(Collected data)
******************************

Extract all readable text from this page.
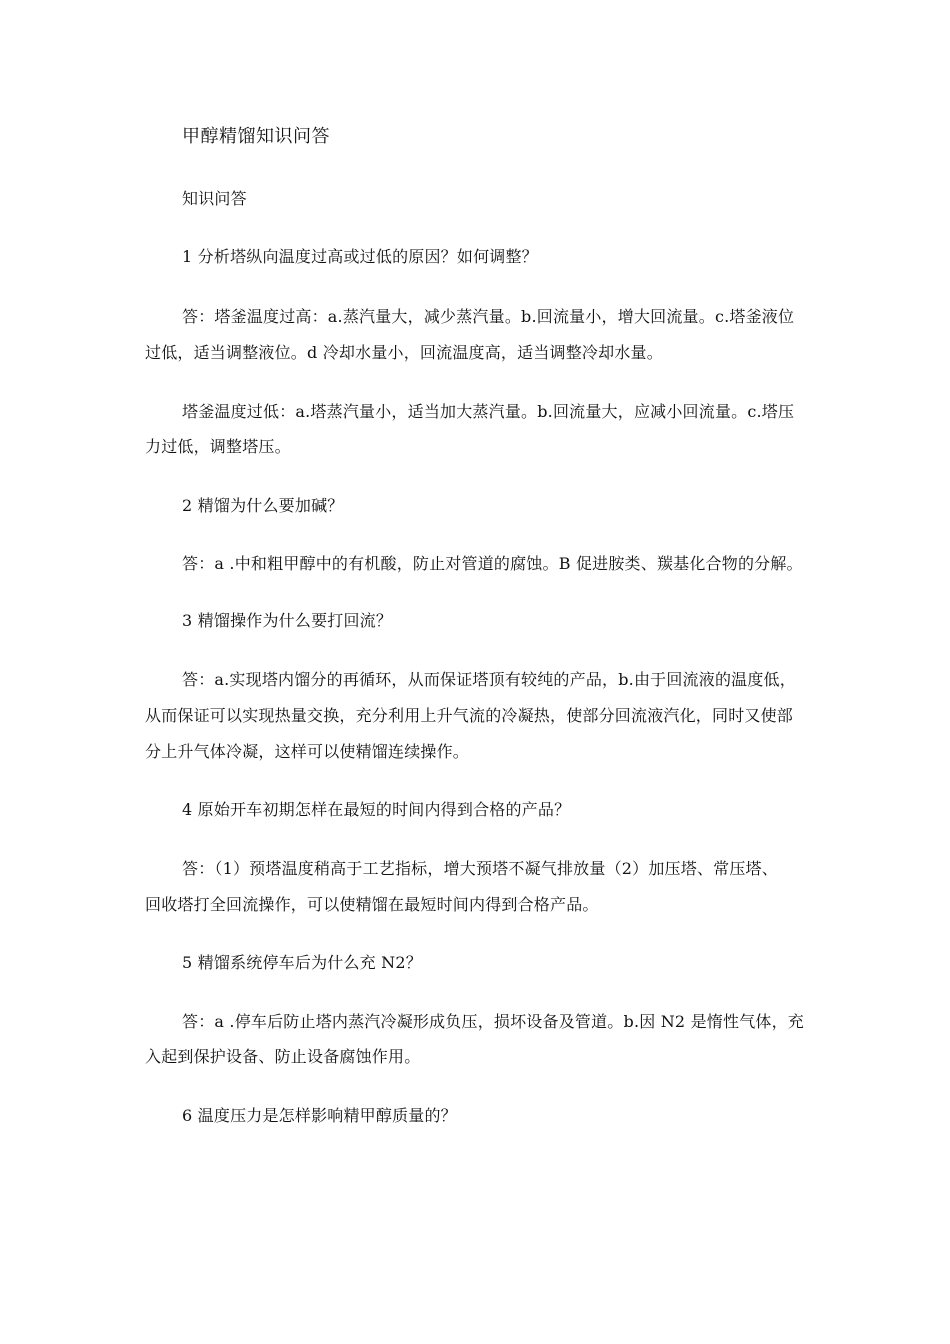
甲醇精馏知识问答
知识问答
1 分析塔纵向温度过高或过低的原因？如何调整？
答：塔釜温度过高：a.蒸汽量大，减少蒸汽量。b.回流量小，增大回流量。c.塔釜液位
过低，适当调整液位。d 冷却水量小，回流温度高，适当调整冷却水量。
塔釜温度过低：a.塔蒸汽量小，适当加大蒸汽量。b.回流量大，应减小回流量。c.塔压
力过低，调整塔压。
2 精馏为什么要加碱？
答：a .中和粗甲醇中的有机酸，防止对管道的腐蚀。B 促进胺类、羰基化合物的分解。
3 精馏操作为什么要打回流？
答：a.实现塔内馏分的再循环，从而保证塔顶有较纯的产品，b.由于回流液的温度低，
从而保证可以实现热量交换，充分利用上升气流的冷凝热，使部分回流液汽化，同时又使部
分上升气体冷凝，这样可以使精馏连续操作。
4 原始开车初期怎样在最短的时间内得到合格的产品？
答：（1）预塔温度稍高于工艺指标，增大预塔不凝气排放量（2）加压塔、常压塔、
回收塔打全回流操作，可以使精馏在最短时间内得到合格产品。
5 精馏系统停车后为什么充 N2？
答：a .停车后防止塔内蒸汽冷凝形成负压，损坏设备及管道。b.因 N2 是惰性气体，充
入起到保护设备、防止设备腐蚀作用。
6 温度压力是怎样影响精甲醇质量的？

******************************

TASK INSTRUCTIONS -
Give back the entries verbatim. Do not include any picture.

OUTPUT OF THE TASK -
Extract all readable text from this page.
甲醇精馏知识问答
知识问答
1 分析塔纵向温度过高或过低的原因？如何调整？
答：塔釜温度过高：a.蒸汽量大，减少蒸汽量。b.回流量小，增大回流量。c.塔釜液位
过低，适当调整液位。d 冷却水量小，回流温度高，适当调整冷却水量。
塔釜温度过低：a.塔蒸汽量小，适当加大蒸汽量。b.回流量大，应减小回流量。c.塔压
力过低，调整塔压。
2 精馏为什么要加碱？
答：a .中和粗甲醇中的有机酸，防止对管道的腐蚀。B 促进胺类、羰基化合物的分解。
3 精馏操作为什么要打回流？
答：a.实现塔内馏分的再循环，从而保证塔顶有较纯的产品，b.由于回流液的温度低，
从而保证可以实现热量交换，充分利用上升气流的冷凝热，使部分回流液汽化，同时又使部
分上升气体冷凝，这样可以使精馏连续操作。
4 原始开车初期怎样在最短的时间内得到合格的产品？
答：（1）预塔温度稍高于工艺指标，增大预塔不凝气排放量（2）加压塔、常压塔、
回收塔打全回流操作，可以使精馏在最短时间内得到合格产品。
5 精馏系统停车后为什么充 N2？
答：a .停车后防止塔内蒸汽冷凝形成负压，损坏设备及管道。b.因 N2 是惰性气体，充
入起到保护设备、防止设备腐蚀作用。
6 温度压力是怎样影响精甲醇质量的？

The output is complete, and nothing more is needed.